### Objetivo del ejercicio:
Indica qué país ocupa el tercer lugar en la lista de países más deforestados de 2018 según el texto sobre la deforestación.

### Fragmento citado:
----------------------------------------

Según el Instituto de Recursos Mundiales, en 2018 se perdieron alrededor de 12 millones de hectáreas de vegetación en las regiones tropicales. Si bien la cifra muestra una disminución con respecto a 2016 y 2017, sigue siendo la cuarta tasa más alta de pérdidas desde que comenzaron los registros en 2001.

La desafortunada lista de países más deforestados la encabeza Brasil, hogar de la mayor parte de la selva amazónica, con una pérdida de más de 1,3 millones de hectáreas en 2018. Millones de hectáreas de estos bosques y selvas se perdieron en las últimas décadas después de ser arrasadas por intereses comerciales o agrícolas.

El segundo lugar de la lista de países más deforestados de 2018 lo ocupa la República Democrática del Congo con una pérdida de bosques y selvas de más de 480.000 hectáreas, y el tercero es Indonesia con una merma de casi 340.000 hectáreas. Colombia ocupa el cuarto lugar con una pérdida de vegetación de casi 177.000 hectáreas. El país registró un importante ascenso en la pérdida de vegetación, que se vio por primera vez en 2016. Bolivia está en el quinto puesto, con una disminución de más de 154.000 hectáreas, y Perú en el séptimo con un poco más de 140.000 hectáreas.

Los latinoamericanos aparecemos primeros en la lista de mayor deforestación a nivel mundial. Si revisamos las políticas medioambientales que son aplicadas por cada país, podemos diferir por qué no podemos frenar la deforestación en el suelo latinoamericano.

Proyectos que dan esperanza

Warmipura Red Herbolaria es un grupo interdisciplinario de mujeres aficionadas y emprendedoras que trabajan con plantas medicinales en Buenos Aires, sembrando esperanza de un cambio desde el interior.

Su propósito es brindar herramientas y recursos educativos variados desde dónde abordar el conocimiento popular y académico existente en torno a la medicina herbal, con el objetivo de incorporar a la vida prácticas saludables y sustentables que beneficien a la familia, la comunidad y la naturaleza de la cual formamos parte.

Este proyecto apunta a una concepción de la salud integral que incluye el cuidado del medio ambiente, el disfrute y el aprendizaje compartido como pilares para una buena salud por medio de la revalorización de la flora nativa y naturalizada, haciendo foco en el aporte que brindan las diferentes variedades vegetales tanto a la biodiversidad propia de cada ecosistema como a la salud de los individuos que lo habitan.

Mediante proyectos como el de Capacitación en Huerta Medicinal Agroecológica y Socioproductiva nos invitan a darle tiempo a todo lo que quieras ver «CreSer». Además, permiten expresar su esencia, acompañando sus momentos delicados, focalizando la atención en la esencia de la presencia, observación y silencio como medios de comunicación.

----------------------------------------

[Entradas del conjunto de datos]

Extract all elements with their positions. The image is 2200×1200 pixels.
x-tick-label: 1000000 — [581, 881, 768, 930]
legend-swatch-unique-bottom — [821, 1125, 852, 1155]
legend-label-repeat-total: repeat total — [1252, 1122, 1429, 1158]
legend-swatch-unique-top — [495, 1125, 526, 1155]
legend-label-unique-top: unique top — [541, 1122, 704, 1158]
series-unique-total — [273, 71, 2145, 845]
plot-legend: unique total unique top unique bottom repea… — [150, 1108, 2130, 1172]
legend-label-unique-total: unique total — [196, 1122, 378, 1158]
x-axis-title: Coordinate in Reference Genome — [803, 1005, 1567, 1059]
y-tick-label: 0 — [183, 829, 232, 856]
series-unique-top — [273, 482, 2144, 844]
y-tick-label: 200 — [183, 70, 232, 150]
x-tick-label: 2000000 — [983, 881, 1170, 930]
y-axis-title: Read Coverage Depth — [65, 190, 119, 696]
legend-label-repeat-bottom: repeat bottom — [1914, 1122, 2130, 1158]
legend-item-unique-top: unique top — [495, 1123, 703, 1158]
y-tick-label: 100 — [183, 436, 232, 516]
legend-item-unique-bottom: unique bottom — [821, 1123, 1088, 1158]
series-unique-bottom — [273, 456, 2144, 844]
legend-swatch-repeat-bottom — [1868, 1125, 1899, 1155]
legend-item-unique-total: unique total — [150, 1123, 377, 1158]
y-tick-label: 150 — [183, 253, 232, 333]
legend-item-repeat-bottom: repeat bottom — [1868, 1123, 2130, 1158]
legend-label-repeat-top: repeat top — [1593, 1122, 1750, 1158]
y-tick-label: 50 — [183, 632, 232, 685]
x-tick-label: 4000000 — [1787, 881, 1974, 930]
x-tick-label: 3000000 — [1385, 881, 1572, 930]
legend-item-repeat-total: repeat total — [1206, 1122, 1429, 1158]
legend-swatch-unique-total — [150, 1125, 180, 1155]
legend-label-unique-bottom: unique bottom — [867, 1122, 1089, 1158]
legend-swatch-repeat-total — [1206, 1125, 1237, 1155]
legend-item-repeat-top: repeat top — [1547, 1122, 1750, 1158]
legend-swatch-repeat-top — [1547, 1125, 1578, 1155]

----------------------------------------

### Respuesta del ejercicio:
Indonesia, con una merma de casi 340.000 hectáreas.